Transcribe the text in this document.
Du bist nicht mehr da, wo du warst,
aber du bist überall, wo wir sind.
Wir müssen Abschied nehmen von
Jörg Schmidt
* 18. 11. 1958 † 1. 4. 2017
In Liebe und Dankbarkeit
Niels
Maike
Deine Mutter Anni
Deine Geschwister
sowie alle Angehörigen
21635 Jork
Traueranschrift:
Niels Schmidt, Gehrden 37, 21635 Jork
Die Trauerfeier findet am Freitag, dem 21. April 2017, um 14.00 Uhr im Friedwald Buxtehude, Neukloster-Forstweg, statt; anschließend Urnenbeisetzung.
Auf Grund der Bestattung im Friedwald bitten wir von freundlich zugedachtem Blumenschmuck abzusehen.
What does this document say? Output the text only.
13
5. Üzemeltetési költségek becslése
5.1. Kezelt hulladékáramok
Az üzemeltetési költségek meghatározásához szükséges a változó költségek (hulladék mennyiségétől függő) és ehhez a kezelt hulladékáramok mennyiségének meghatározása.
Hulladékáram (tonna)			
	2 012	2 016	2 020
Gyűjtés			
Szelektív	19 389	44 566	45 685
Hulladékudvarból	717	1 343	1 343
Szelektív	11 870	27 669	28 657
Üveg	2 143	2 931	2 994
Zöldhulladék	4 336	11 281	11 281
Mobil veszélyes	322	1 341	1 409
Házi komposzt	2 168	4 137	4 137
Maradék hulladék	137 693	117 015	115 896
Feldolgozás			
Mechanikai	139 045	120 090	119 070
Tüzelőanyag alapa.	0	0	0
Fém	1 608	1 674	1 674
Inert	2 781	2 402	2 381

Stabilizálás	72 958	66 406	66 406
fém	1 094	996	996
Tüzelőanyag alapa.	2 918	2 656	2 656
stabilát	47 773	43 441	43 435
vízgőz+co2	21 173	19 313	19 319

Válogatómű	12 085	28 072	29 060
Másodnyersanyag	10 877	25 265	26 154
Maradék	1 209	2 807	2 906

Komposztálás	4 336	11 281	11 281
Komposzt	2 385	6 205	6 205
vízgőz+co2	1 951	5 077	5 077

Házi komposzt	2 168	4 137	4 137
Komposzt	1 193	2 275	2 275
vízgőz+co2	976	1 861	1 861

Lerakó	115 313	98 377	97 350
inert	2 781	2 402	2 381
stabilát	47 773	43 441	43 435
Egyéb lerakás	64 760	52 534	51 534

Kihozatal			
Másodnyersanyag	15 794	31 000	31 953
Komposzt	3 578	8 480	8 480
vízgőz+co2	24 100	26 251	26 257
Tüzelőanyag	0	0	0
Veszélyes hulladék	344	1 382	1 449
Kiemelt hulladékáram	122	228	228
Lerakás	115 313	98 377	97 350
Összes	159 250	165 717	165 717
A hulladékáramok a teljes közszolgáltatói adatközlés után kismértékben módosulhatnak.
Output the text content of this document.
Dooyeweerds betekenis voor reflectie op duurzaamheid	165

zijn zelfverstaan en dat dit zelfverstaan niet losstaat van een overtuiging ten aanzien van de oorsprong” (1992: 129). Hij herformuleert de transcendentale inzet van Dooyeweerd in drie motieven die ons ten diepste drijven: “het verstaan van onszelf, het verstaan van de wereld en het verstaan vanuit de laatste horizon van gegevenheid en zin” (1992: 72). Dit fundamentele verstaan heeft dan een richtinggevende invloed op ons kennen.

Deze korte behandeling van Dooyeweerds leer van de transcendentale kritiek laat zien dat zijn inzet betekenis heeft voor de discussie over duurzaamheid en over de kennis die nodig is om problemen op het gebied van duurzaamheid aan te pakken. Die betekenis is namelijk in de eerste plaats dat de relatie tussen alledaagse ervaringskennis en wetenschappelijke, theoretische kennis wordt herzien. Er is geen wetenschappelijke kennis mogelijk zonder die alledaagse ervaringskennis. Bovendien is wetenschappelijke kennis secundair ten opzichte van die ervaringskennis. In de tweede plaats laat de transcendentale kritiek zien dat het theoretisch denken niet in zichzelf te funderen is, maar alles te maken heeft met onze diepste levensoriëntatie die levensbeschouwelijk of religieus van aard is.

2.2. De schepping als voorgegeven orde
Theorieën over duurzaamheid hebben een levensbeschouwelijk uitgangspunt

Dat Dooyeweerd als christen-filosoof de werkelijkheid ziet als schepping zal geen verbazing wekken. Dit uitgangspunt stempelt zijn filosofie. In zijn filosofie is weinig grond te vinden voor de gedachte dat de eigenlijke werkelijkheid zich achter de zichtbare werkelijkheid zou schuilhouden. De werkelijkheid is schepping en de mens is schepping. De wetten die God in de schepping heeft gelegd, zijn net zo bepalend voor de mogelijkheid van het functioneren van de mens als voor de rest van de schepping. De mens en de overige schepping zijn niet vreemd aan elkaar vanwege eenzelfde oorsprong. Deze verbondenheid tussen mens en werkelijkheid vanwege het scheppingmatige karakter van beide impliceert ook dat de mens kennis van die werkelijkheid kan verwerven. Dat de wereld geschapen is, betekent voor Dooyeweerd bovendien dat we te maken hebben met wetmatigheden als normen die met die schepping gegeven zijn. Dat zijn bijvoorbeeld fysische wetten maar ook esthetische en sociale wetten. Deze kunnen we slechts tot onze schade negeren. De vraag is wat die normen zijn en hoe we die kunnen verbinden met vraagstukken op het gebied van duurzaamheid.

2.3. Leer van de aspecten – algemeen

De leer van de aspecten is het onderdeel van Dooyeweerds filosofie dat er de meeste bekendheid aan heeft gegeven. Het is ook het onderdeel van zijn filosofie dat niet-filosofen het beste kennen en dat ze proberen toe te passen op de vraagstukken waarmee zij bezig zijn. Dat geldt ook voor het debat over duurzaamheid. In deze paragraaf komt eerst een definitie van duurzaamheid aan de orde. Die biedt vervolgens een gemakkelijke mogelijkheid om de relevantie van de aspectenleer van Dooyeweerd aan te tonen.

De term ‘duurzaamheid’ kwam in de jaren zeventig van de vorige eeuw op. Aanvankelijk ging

###

**Requirement**
Every record should be repeated exactly; please leave none out.

**Output for this exercise**
Transcribe the text in this document.
Du bist nicht mehr da, wo du warst,
aber du bist überall, wo wir sind.
Wir müssen Abschied nehmen von
Jörg Schmidt
* 18. 11. 1958 † 1. 4. 2017
In Liebe und Dankbarkeit
Niels
Maike
Deine Mutter Anni
Deine Geschwister
sowie alle Angehörigen
21635 Jork
Traueranschrift:
Niels Schmidt, Gehrden 37, 21635 Jork
Die Trauerfeier findet am Freitag, dem 21. April 2017, um 14.00 Uhr im Friedwald Buxtehude, Neukloster-Forstweg, statt; anschließend Urnenbeisetzung.
Auf Grund der Bestattung im Friedwald bitten wir von freundlich zugedachtem Blumenschmuck abzusehen.
What does this document say? Output the text only.
13
5. Üzemeltetési költségek becslése
5.1. Kezelt hulladékáramok
Az üzemeltetési költségek meghatározásához szükséges a változó költségek (hulladék mennyiségétől függő) és ehhez a kezelt hulladékáramok mennyiségének meghatározása.
Hulladékáram (tonna)			
	2 012	2 016	2 020
Gyűjtés			
Szelektív	19 389	44 566	45 685
Hulladékudvarból	717	1 343	1 343
Szelektív	11 870	27 669	28 657
Üveg	2 143	2 931	2 994
Zöldhulladék	4 336	11 281	11 281
Mobil veszélyes	322	1 341	1 409
Házi komposzt	2 168	4 137	4 137
Maradék hulladék	137 693	117 015	115 896
Feldolgozás			
Mechanikai	139 045	120 090	119 070
Tüzelőanyag alapa.	0	0	0
Fém	1 608	1 674	1 674
Inert	2 781	2 402	2 381

Stabilizálás	72 958	66 406	66 406
fém	1 094	996	996
Tüzelőanyag alapa.	2 918	2 656	2 656
stabilát	47 773	43 441	43 435
vízgőz+co2	21 173	19 313	19 319

Válogatómű	12 085	28 072	29 060
Másodnyersanyag	10 877	25 265	26 154
Maradék	1 209	2 807	2 906

Komposztálás	4 336	11 281	11 281
Komposzt	2 385	6 205	6 205
vízgőz+co2	1 951	5 077	5 077

Házi komposzt	2 168	4 137	4 137
Komposzt	1 193	2 275	2 275
vízgőz+co2	976	1 861	1 861

Lerakó	115 313	98 377	97 350
inert	2 781	2 402	2 381
stabilát	47 773	43 441	43 435
Egyéb lerakás	64 760	52 534	51 534

Kihozatal			
Másodnyersanyag	15 794	31 000	31 953
Komposzt	3 578	8 480	8 480
vízgőz+co2	24 100	26 251	26 257
Tüzelőanyag	0	0	0
Veszélyes hulladék	344	1 382	1 449
Kiemelt hulladékáram	122	228	228
Lerakás	115 313	98 377	97 350
Összes	159 250	165 717	165 717
A hulladékáramok a teljes közszolgáltatói adatközlés után kismértékben módosulhatnak.
Output the text content of this document.
Dooyeweerds betekenis voor reflectie op duurzaamheid	165

zijn zelfverstaan en dat dit zelfverstaan niet losstaat van een overtuiging ten aanzien van de oorsprong” (1992: 129). Hij herformuleert de transcendentale inzet van Dooyeweerd in drie motieven die ons ten diepste drijven: “het verstaan van onszelf, het verstaan van de wereld en het verstaan vanuit de laatste horizon van gegevenheid en zin” (1992: 72). Dit fundamentele verstaan heeft dan een richtinggevende invloed op ons kennen.

Deze korte behandeling van Dooyeweerds leer van de transcendentale kritiek laat zien dat zijn inzet betekenis heeft voor de discussie over duurzaamheid en over de kennis die nodig is om problemen op het gebied van duurzaamheid aan te pakken. Die betekenis is namelijk in de eerste plaats dat de relatie tussen alledaagse ervaringskennis en wetenschappelijke, theoretische kennis wordt herzien. Er is geen wetenschappelijke kennis mogelijk zonder die alledaagse ervaringskennis. Bovendien is wetenschappelijke kennis secundair ten opzichte van die ervaringskennis. In de tweede plaats laat de transcendentale kritiek zien dat het theoretisch denken niet in zichzelf te funderen is, maar alles te maken heeft met onze diepste levensoriëntatie die levensbeschouwelijk of religieus van aard is.

2.2. De schepping als voorgegeven orde
Theorieën over duurzaamheid hebben een levensbeschouwelijk uitgangspunt

Dat Dooyeweerd als christen-filosoof de werkelijkheid ziet als schepping zal geen verbazing wekken. Dit uitgangspunt stempelt zijn filosofie. In zijn filosofie is weinig grond te vinden voor de gedachte dat de eigenlijke werkelijkheid zich achter de zichtbare werkelijkheid zou schuilhouden. De werkelijkheid is schepping en de mens is schepping. De wetten die God in de schepping heeft gelegd, zijn net zo bepalend voor de mogelijkheid van het functioneren van de mens als voor de rest van de schepping. De mens en de overige schepping zijn niet vreemd aan elkaar vanwege eenzelfde oorsprong. Deze verbondenheid tussen mens en werkelijkheid vanwege het scheppingmatige karakter van beide impliceert ook dat de mens kennis van die werkelijkheid kan verwerven. Dat de wereld geschapen is, betekent voor Dooyeweerd bovendien dat we te maken hebben met wetmatigheden als normen die met die schepping gegeven zijn. Dat zijn bijvoorbeeld fysische wetten maar ook esthetische en sociale wetten. Deze kunnen we slechts tot onze schade negeren. De vraag is wat die normen zijn en hoe we die kunnen verbinden met vraagstukken op het gebied van duurzaamheid.

2.3. Leer van de aspecten – algemeen

De leer van de aspecten is het onderdeel van Dooyeweerds filosofie dat er de meeste bekendheid aan heeft gegeven. Het is ook het onderdeel van zijn filosofie dat niet-filosofen het beste kennen en dat ze proberen toe te passen op de vraagstukken waarmee zij bezig zijn. Dat geldt ook voor het debat over duurzaamheid. In deze paragraaf komt eerst een definitie van duurzaamheid aan de orde. Die biedt vervolgens een gemakkelijke mogelijkheid om de relevantie van de aspectenleer van Dooyeweerd aan te tonen.

De term ‘duurzaamheid’ kwam in de jaren zeventig van de vorige eeuw op. Aanvankelijk ging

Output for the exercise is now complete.